### MATERIAL PROVIDED
>> Start

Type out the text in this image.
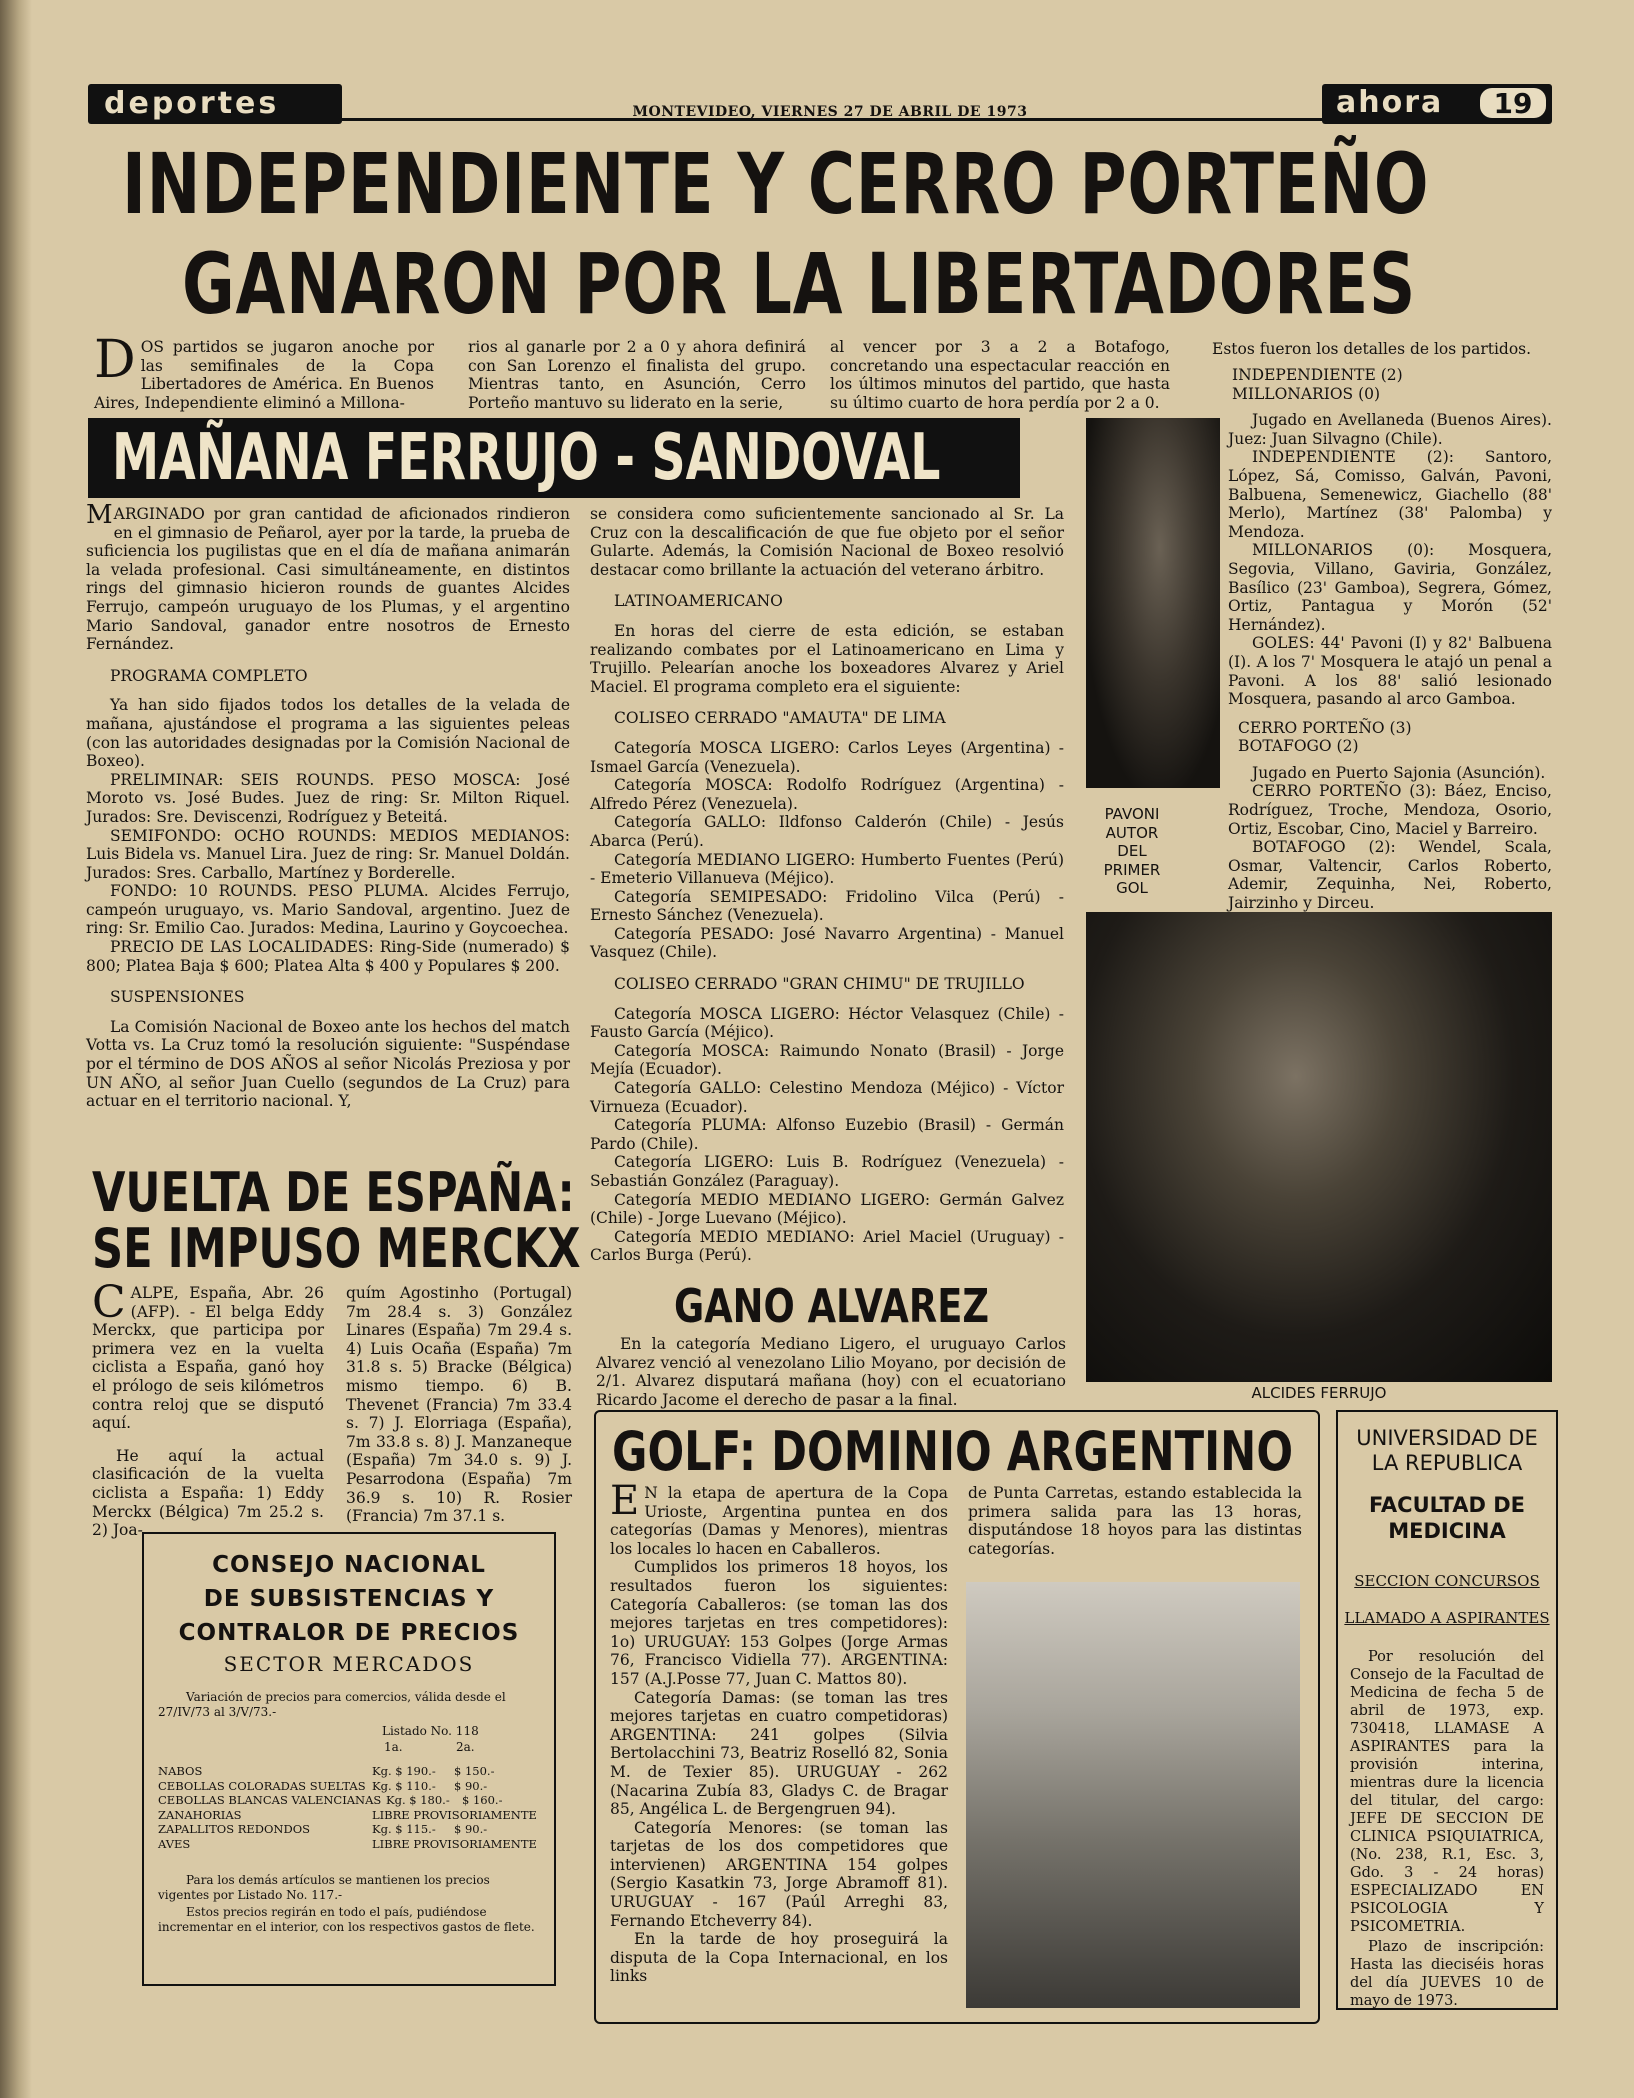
deportes	MONTEVIDEO, VIERNES 27 DE ABRIL DE 1973	ahora	19
INDEPENDIENTE Y CERRO PORTEÑO
GANARON POR LA LIBERTADORES
DOS partidos se jugaron anoche por las semifinales de la Copa Libertadores de América. En Buenos Aires, Independiente eliminó a Millona-
rios al ganarle por 2 a 0 y ahora definirá con San Lorenzo el finalista del grupo. Mientras tanto, en Asunción, Cerro Porteño mantuvo su liderato en la serie,
al vencer por 3 a 2 a Botafogo, concretando una espectacular reacción en los últimos minutos del partido, que hasta su último cuarto de hora perdía por 2 a 0.
Estos fueron los detalles de los partidos.

INDEPENDIENTE (2)

MILLONARIOS (0)

Jugado en Avellaneda (Buenos Aires). Juez: Juan Silvagno (Chile).

INDEPENDIENTE (2): Santoro, López, Sá, Comisso, Galván, Pavoni, Balbuena, Semenewicz, Giachello (88' Merlo), Martínez (38' Palomba) y Mendoza.

MILLONARIOS (0): Mosquera, Segovia, Villano, Gaviria, González, Basílico (23' Gamboa), Segrera, Gómez, Ortiz, Pantagua y Morón (52' Hernández).

GOLES: 44' Pavoni (I) y 82' Balbuena (I). A los 7' Mosquera le atajó un penal a Pavoni. A los 88' salió lesionado Mosquera, pasando al arco Gamboa.

CERRO PORTEÑO (3)

BOTAFOGO (2)

Jugado en Puerto Sajonia (Asunción).

CERRO PORTEÑO (3): Báez, Enciso, Rodríguez, Troche, Mendoza, Osorio, Ortiz, Escobar, Cino, Maciel y Barreiro.

BOTAFOGO (2): Wendel, Scala, Osmar, Valtencir, Carlos Roberto, Ademir, Zequinha, Nei, Roberto, Jairzinho y Dirceu.

MAÑANA FERRUJO - SANDOVAL
PAVONI AUTOR DEL PRIMER GOL

MARGINADO por gran cantidad de aficionados rindieron en el gimnasio de Peñarol, ayer por la tarde, la prueba de suficiencia los pugilistas que en el día de mañana animarán la velada profesional. Casi simultáneamente, en distintos rings del gimnasio hicieron rounds de guantes Alcides Ferrujo, campeón uruguayo de los Plumas, y el argentino Mario Sandoval, ganador entre nosotros de Ernesto Fernández.

PROGRAMA COMPLETO

Ya han sido fijados todos los detalles de la velada de mañana, ajustándose el programa a las siguientes peleas (con las autoridades designadas por la Comisión Nacional de Boxeo).

PRELIMINAR: SEIS ROUNDS. PESO MOSCA: José Moroto vs. José Budes. Juez de ring: Sr. Milton Riquel. Jurados: Sre. Deviscenzi, Rodríguez y Beteitá.

SEMIFONDO: OCHO ROUNDS: MEDIOS MEDIANOS: Luis Bidela vs. Manuel Lira. Juez de ring: Sr. Manuel Doldán. Jurados: Sres. Carballo, Martínez y Borderelle.

FONDO: 10 ROUNDS. PESO PLUMA. Alcides Ferrujo, campeón uruguayo, vs. Mario Sandoval, argentino. Juez de ring: Sr. Emilio Cao. Jurados: Medina, Laurino y Goycoechea.

PRECIO DE LAS LOCALIDADES: Ring-Side (numerado) $ 800; Platea Baja $ 600; Platea Alta $ 400 y Populares $ 200.

SUSPENSIONES

La Comisión Nacional de Boxeo ante los hechos del match Votta vs. La Cruz tomó la resolución siguiente: "Suspéndase por el término de DOS AÑOS al señor Nicolás Preziosa y por UN AÑO, al señor Juan Cuello (segundos de La Cruz) para actuar en el territorio nacional. Y,

se considera como suficientemente sancionado al Sr. La Cruz con la descalificación de que fue objeto por el señor Gularte. Además, la Comisión Nacional de Boxeo resolvió destacar como brillante la actuación del veterano árbitro.

LATINOAMERICANO

En horas del cierre de esta edición, se estaban realizando combates por el Latinoamericano en Lima y Trujillo. Pelearían anoche los boxeadores Alvarez y Ariel Maciel. El programa completo era el siguiente:

COLISEO CERRADO "AMAUTA" DE LIMA

Categoría MOSCA LIGERO: Carlos Leyes (Argentina) - Ismael García (Venezuela).

Categoría MOSCA: Rodolfo Rodríguez (Argentina) - Alfredo Pérez (Venezuela).

Categoría GALLO: Ildfonso Calderón (Chile) - Jesús Abarca (Perú).

Categoría MEDIANO LIGERO: Humberto Fuentes (Perú) - Emeterio Villanueva (Méjico).

Categoría SEMIPESADO: Fridolino Vilca (Perú) - Ernesto Sánchez (Venezuela).

Categoría PESADO: José Navarro Argentina) - Manuel Vasquez (Chile).

COLISEO CERRADO "GRAN CHIMU" DE TRUJILLO

Categoría MOSCA LIGERO: Héctor Velasquez (Chile) - Fausto García (Méjico).

Categoría MOSCA: Raimundo Nonato (Brasil) - Jorge Mejía (Ecuador).

Categoría GALLO: Celestino Mendoza (Méjico) - Víctor Virnueza (Ecuador).

Categoría PLUMA: Alfonso Euzebio (Brasil) - Germán Pardo (Chile).

Categoría LIGERO: Luis B. Rodríguez (Venezuela) - Sebastián González (Paraguay).

Categoría MEDIO MEDIANO LIGERO: Germán Galvez (Chile) - Jorge Luevano (Méjico).

Categoría MEDIO MEDIANO: Ariel Maciel (Uruguay) - Carlos Burga (Perú).

GANO ALVAREZ
En la categoría Mediano Ligero, el uruguayo Carlos Alvarez venció al venezolano Lilio Moyano, por decisión de 2/1. Alvarez disputará mañana (hoy) con el ecuatoriano Ricardo Jacome el derecho de pasar a la final.	ALCIDES FERRUJO
VUELTA DE ESPAÑA:
SE IMPUSO MERCKX

CALPE, España, Abr. 26 (AFP). - El belga Eddy Merckx, que participa por primera vez en la vuelta ciclista a España, ganó hoy el prólogo de seis kilómetros contra reloj que se disputó aquí.

He aquí la actual clasificación de la vuelta ciclista a España: 1) Eddy Merckx (Bélgica) 7m 25.2 s. 2) Joa-

quím Agostinho (Portugal) 7m 28.4 s. 3) González Linares (España) 7m 29.4 s. 4) Luis Ocaña (España) 7m 31.8 s. 5) Bracke (Bélgica) mismo tiempo. 6) B. Thevenet (Francia) 7m 33.4 s. 7) J. Elorriaga (España), 7m 33.8 s. 8) J. Manzaneque (España) 7m 34.0 s. 9) J. Pesarrodona (España) 7m 36.9 s. 10) R. Rosier (Francia) 7m 37.1 s.
CONSEJO NACIONAL
DE SUBSISTENCIAS Y
CONTRALOR DE PRECIOS
SECTOR MERCADOS
Variación de precios para comercios, válida desde el 27/IV/73 al 3/V/73.-
Listado No. 118
1a.	2a.
NABOS	Kg. $ 190.- $ 150.-
CEBOLLAS COLORADAS SUELTAS Kg. $ 110.- $ 90.-
CEBOLLAS BLANCAS VALENCIANAS Kg. $ 180.- $ 160.-
ZANAHORIAS	LIBRE PROVISORIAMENTE
ZAPALLITOS REDONDOS	Kg. $ 115.- $ 90.-
AVES	LIBRE PROVISORIAMENTE
Para los demás artículos se mantienen los precios vigentes por Listado No. 117.-
Estos precios regirán en todo el país, pudiéndose incrementar en el interior, con los respectivos gastos de flete.
GOLF: DOMINIO ARGENTINO

E N la etapa de apertura de la Copa Urioste, Argentina puntea en dos categorías (Damas y Menores), mientras los locales lo hacen en Caballeros.

Cumplidos los primeros 18 hoyos, los resultados fueron los siguientes: Categoría Caballeros: (se toman las dos mejores tarjetas en tres competidores): 1o) URUGUAY: 153 Golpes (Jorge Armas 76, Francisco Vidiella 77). ARGENTINA: 157 (A.J.Posse 77, Juan C. Mattos 80).

Categoría Damas: (se toman las tres mejores tarjetas en cuatro competidoras) ARGENTINA: 241 golpes (Silvia Bertolacchini 73, Beatriz Roselló 82, Sonia M. de Texier 85). URUGUAY - 262 (Nacarina Zubía 83, Gladys C. de Bragar 85, Angélica L. de Bergengruen 94).

Categoría Menores: (se toman las tarjetas de los dos competidores que intervienen) ARGENTINA 154 golpes (Sergio Kasatkin 73, Jorge Abramoff 81). URUGUAY - 167 (Paúl Arreghi 83, Fernando Etcheverry 84).

En la tarde de hoy proseguirá la disputa de la Copa Internacional, en los links

de Punta Carretas, estando establecida la primera salida para las 13 horas, disputándose 18 hoyos para las distintas categorías.
UNIVERSIDAD DE
LA REPUBLICA
FACULTAD DE
MEDICINA
SECCION CONCURSOS
LLAMADO A ASPIRANTES
Por resolución del Consejo de la Facultad de Medicina de fecha 5 de abril de 1973, exp. 730418, LLAMASE A ASPIRANTES para la provisión interina, mientras dure la licencia del titular, del cargo: JEFE DE SECCION DE CLINICA PSIQUIATRICA, (No. 238, R.1, Esc. 3, Gdo. 3 - 24 horas) ESPECIALIZADO EN PSICOLOGIA Y PSICOMETRIA.
Plazo de inscripción: Hasta las dieciséis horas del día JUEVES 10 de mayo de 1973.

>> End

### WHAT IS BEING ASKED
Give only the number of lines in the listing above that include the string "Juez".

### REPLY TO THE TASK
4